• RECORDED INFORMATION
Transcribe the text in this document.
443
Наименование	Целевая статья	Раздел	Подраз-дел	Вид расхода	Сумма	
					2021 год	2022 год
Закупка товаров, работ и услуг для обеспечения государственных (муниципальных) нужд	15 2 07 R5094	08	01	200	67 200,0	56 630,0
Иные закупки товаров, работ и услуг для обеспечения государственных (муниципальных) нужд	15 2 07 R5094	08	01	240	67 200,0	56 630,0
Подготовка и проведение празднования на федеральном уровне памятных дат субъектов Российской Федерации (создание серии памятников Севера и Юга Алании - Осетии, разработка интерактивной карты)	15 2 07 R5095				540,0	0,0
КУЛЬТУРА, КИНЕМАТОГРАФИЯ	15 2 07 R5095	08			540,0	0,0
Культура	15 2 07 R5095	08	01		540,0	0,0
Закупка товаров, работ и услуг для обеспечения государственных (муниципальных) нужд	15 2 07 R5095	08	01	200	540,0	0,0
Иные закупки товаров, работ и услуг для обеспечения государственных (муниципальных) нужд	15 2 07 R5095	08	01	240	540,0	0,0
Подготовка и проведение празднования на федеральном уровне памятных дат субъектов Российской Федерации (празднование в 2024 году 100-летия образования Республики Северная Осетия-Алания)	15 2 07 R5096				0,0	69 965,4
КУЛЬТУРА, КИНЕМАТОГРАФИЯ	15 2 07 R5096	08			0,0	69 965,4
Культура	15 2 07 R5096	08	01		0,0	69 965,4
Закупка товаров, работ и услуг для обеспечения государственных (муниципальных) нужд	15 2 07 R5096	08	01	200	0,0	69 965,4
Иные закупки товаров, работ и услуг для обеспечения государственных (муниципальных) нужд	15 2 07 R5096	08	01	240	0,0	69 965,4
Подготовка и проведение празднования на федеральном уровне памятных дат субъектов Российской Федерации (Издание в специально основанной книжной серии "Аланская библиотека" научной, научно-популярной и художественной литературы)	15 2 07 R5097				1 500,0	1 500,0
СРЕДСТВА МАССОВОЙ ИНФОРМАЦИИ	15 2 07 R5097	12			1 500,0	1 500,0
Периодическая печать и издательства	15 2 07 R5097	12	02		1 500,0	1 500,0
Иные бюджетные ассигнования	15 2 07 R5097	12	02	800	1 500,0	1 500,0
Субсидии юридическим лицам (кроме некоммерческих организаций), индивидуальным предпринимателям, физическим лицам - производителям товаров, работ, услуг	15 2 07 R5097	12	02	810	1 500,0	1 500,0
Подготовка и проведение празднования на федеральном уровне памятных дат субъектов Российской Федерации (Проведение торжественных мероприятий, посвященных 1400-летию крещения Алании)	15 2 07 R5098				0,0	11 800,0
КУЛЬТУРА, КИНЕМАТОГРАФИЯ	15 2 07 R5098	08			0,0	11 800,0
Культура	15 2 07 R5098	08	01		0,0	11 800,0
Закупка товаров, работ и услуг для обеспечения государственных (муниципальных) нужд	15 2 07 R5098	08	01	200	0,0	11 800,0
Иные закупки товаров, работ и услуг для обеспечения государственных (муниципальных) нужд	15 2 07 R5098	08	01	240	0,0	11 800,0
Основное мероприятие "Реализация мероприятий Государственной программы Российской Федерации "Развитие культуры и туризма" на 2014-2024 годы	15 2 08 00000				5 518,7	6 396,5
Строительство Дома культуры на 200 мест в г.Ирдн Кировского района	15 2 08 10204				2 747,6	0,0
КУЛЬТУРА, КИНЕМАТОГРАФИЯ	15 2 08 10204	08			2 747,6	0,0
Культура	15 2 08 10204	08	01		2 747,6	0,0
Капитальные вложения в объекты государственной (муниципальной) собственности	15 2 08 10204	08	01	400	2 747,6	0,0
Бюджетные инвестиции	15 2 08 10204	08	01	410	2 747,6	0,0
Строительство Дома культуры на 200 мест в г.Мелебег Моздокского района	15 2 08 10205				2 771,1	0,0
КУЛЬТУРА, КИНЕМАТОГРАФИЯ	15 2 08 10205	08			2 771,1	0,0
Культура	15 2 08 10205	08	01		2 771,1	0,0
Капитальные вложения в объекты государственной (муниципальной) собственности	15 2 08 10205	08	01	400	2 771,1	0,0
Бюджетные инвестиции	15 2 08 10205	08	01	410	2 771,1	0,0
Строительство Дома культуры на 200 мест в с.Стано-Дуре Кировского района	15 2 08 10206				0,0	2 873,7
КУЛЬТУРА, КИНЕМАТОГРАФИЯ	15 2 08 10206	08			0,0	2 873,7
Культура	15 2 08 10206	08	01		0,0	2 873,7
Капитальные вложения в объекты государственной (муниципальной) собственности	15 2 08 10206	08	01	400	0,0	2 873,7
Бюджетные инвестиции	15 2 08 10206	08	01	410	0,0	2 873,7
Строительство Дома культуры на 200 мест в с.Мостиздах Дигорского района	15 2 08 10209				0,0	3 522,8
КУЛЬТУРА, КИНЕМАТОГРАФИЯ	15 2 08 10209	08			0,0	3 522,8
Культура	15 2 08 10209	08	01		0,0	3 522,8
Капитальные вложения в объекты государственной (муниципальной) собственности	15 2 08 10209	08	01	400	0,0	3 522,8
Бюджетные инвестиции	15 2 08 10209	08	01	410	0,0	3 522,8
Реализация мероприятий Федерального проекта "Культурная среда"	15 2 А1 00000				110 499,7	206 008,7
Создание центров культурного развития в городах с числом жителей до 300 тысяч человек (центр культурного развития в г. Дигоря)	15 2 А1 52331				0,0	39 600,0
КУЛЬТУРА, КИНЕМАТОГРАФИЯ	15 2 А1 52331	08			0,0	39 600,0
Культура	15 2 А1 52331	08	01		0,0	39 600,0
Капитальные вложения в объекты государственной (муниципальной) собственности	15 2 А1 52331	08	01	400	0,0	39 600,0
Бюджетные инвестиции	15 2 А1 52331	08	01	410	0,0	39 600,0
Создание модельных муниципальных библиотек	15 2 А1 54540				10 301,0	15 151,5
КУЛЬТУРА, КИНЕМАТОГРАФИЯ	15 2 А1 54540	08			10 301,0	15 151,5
...
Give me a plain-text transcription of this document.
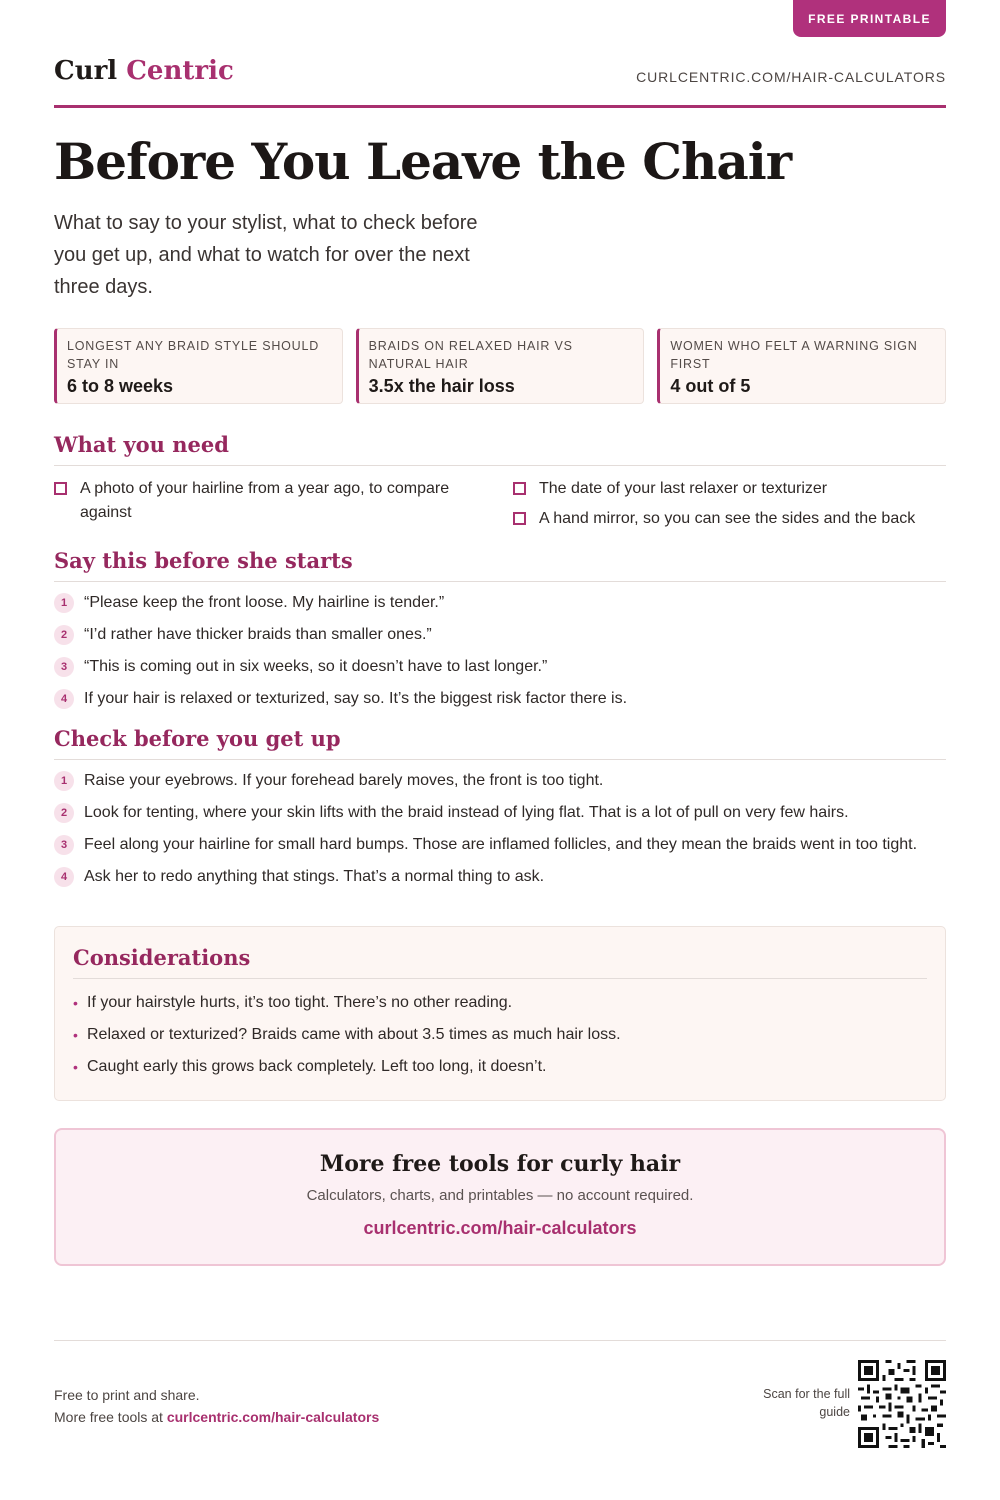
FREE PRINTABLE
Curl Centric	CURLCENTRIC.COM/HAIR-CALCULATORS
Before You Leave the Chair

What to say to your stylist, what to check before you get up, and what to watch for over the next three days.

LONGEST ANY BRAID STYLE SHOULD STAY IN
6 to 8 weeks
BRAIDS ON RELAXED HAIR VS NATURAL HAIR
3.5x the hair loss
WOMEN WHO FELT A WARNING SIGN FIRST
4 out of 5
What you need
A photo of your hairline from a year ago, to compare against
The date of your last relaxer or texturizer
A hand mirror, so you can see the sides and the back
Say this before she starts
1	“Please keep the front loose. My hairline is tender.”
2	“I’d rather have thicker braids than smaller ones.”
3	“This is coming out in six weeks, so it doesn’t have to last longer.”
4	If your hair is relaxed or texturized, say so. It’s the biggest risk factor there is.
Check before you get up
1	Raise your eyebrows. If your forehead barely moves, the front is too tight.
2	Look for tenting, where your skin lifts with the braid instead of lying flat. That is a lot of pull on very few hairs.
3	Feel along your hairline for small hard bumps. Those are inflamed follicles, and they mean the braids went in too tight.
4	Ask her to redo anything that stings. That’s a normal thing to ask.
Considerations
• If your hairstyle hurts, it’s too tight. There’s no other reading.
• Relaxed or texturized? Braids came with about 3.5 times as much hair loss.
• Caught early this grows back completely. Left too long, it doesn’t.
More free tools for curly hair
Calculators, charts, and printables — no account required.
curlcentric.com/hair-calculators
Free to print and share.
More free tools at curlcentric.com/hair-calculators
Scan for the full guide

• REQUIREMENTS
State the count of lines above containing the string "Реализация", and add nothing to it.

• RIGHT ANSWER
2